- Texte extrait -
☆ ☆ ☆ ☆ ☆ ☆ ☆

Victoire face aux voisins : la location courte durée sur Airbnb autorisée
L'inspectrice des copropriétés à Haïfa a autorisé la location d'appartements à court terme sur Airbnb et Booking, malgré l'opposition des voisins. Cette décision s'ajoute à une série de jugements contradictoires sur le sujet, et les opposants ont déjà saisi le tribunal de district.

Est-il possible de louer des appartements en Israël à court terme via Airbnb et Booking ? Un nouveau cas a été porté devant les instances judiciaires, illustrant la difficulté du système à formuler une position uniforme sur ce sujet.

☆ ☆ ☆ ☆ ☆ ☆ ☆

- Consigne -
Dans l'article sur la location Airbnb, mettez sous forme de liste le paragraphe qui commence par « L'inspectrice des copropriétés à Haïfa », s'il vous plaît, en gardant ses faits principaux.

Données de compréhension de documents:

☆ ☆ ☆ ☆ ☆ ☆ ☆

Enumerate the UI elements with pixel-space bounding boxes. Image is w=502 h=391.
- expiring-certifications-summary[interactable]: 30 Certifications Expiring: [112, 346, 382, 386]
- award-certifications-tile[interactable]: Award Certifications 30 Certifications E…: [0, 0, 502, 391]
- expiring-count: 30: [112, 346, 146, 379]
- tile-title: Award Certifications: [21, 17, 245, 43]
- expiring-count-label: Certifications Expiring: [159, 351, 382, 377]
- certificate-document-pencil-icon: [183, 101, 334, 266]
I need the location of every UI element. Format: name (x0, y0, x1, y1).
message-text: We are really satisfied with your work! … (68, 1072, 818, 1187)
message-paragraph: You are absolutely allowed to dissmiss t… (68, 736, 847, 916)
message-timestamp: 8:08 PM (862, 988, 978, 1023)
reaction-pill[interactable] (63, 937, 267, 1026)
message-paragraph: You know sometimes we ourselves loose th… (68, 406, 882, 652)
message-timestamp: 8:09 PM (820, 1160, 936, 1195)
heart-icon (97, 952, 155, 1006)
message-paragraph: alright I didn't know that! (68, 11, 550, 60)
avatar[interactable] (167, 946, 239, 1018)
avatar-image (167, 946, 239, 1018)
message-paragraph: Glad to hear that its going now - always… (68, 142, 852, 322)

☆ ☆ ☆ ☆ ☆ ☆ ☆

- Résultat -
- L'inspectrice des copropriétés à Haïfa a autorisé la location d'appartements à court terme sur Airbnb et Booking, malgré l'opposition des voisins.
- Cette décision s'ajoute à une série de jugements contradictoires sur le sujet.
- Les opposants ont déjà saisi le tribunal de district.